## What needs to be done
Write the count of lines that contain the word "证书路径" and nothing else.

Dataset items:
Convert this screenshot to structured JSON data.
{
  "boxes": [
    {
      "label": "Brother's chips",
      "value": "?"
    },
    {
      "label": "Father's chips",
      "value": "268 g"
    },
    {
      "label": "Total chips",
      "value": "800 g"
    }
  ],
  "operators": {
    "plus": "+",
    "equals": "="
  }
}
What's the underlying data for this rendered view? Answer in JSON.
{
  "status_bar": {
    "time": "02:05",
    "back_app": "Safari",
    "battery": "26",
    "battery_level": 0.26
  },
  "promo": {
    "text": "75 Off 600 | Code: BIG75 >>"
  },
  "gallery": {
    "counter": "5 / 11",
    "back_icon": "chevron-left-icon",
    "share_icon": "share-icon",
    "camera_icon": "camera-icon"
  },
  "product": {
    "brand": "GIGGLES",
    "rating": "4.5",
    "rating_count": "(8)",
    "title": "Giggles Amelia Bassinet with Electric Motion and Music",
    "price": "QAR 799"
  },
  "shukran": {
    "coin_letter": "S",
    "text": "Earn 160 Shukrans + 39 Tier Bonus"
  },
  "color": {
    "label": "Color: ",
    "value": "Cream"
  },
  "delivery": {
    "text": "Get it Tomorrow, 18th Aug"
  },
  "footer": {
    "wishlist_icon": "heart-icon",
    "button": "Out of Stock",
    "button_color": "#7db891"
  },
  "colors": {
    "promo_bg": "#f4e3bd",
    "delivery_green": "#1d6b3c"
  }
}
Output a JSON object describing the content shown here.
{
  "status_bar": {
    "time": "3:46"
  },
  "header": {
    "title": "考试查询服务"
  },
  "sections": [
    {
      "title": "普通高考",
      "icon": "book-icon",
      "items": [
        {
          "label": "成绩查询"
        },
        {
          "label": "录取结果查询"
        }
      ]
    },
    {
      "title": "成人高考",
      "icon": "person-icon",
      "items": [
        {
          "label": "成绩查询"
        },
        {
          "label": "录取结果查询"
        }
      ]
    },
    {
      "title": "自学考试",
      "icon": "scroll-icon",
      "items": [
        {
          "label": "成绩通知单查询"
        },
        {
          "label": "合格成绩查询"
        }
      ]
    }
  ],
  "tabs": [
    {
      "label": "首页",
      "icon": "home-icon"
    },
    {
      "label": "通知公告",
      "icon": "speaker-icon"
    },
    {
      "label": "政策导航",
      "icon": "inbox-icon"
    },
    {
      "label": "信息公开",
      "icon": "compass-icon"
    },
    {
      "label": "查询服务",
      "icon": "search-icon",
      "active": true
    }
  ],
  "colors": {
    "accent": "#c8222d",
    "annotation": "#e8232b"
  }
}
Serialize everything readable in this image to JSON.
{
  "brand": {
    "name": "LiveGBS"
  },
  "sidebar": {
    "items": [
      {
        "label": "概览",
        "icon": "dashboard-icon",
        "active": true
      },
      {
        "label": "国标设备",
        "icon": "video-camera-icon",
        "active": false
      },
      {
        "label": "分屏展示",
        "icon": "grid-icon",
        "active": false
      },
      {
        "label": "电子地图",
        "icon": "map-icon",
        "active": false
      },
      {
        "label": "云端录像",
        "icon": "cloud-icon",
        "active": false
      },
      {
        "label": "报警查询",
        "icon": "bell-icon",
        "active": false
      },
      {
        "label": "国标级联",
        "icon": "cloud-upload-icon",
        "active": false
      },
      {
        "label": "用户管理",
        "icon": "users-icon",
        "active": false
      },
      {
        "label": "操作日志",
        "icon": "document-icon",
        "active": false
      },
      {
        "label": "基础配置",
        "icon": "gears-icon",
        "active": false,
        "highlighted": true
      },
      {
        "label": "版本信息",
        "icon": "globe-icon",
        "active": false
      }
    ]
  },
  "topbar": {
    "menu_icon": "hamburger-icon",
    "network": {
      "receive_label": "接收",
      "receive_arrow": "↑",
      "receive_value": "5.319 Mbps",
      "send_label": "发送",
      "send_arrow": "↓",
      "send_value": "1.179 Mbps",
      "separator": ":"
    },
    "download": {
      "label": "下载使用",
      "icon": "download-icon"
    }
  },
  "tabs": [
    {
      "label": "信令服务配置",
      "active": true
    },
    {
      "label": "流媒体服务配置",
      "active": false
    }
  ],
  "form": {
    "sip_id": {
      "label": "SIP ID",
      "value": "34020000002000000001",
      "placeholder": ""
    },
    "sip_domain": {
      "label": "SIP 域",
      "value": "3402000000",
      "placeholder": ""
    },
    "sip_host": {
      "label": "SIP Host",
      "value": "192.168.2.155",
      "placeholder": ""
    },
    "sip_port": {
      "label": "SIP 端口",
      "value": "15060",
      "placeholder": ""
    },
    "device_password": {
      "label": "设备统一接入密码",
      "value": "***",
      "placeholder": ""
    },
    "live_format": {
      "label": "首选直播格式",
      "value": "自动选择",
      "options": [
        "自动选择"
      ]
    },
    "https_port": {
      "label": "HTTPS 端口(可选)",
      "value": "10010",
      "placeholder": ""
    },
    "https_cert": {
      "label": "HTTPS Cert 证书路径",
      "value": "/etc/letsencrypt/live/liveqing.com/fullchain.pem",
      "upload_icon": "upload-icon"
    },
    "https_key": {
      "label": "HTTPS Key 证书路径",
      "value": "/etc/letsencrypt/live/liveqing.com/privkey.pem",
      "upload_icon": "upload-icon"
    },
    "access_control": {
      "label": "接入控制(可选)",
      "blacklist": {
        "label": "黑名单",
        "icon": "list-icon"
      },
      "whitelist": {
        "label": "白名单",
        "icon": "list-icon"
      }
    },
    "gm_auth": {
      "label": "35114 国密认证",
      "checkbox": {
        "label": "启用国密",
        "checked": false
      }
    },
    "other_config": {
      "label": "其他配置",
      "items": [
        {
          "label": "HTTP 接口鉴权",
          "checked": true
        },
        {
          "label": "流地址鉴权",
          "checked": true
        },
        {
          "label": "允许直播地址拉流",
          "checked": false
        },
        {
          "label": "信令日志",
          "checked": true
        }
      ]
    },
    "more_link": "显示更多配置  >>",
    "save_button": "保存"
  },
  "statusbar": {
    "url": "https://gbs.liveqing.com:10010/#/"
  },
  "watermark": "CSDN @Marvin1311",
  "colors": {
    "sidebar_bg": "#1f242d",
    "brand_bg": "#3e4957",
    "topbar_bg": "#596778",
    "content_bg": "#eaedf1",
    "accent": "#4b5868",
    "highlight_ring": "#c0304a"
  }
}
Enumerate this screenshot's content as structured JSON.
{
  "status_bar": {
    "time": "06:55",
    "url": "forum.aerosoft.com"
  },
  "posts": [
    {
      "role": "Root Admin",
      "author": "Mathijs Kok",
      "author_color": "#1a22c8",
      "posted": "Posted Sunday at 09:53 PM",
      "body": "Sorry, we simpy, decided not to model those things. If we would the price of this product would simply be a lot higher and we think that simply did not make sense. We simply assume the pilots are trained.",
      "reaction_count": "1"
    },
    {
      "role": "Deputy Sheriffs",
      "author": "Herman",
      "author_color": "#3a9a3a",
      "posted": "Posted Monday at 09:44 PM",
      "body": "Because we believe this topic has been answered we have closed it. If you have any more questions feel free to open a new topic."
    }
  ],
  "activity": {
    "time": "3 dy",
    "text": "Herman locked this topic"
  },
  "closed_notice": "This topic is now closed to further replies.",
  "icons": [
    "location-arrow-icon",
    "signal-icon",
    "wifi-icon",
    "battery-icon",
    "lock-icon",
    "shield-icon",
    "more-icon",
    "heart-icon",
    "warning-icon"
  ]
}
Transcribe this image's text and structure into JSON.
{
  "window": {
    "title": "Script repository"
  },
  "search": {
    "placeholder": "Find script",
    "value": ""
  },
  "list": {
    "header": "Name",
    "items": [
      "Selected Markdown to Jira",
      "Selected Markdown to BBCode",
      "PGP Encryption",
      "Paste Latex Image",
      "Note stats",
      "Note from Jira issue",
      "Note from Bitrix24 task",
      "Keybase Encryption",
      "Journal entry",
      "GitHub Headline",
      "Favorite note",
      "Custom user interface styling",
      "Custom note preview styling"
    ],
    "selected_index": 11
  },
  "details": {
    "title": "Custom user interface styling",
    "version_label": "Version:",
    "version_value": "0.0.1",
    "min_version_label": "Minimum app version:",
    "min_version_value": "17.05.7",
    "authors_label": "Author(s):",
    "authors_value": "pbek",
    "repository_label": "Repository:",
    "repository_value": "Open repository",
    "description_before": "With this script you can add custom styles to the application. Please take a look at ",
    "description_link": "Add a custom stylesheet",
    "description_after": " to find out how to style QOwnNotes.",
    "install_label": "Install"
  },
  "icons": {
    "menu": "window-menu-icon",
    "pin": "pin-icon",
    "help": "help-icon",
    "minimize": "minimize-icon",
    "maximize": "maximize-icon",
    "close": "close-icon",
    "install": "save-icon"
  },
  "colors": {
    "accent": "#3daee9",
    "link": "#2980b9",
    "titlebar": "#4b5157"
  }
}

## Output for this task
2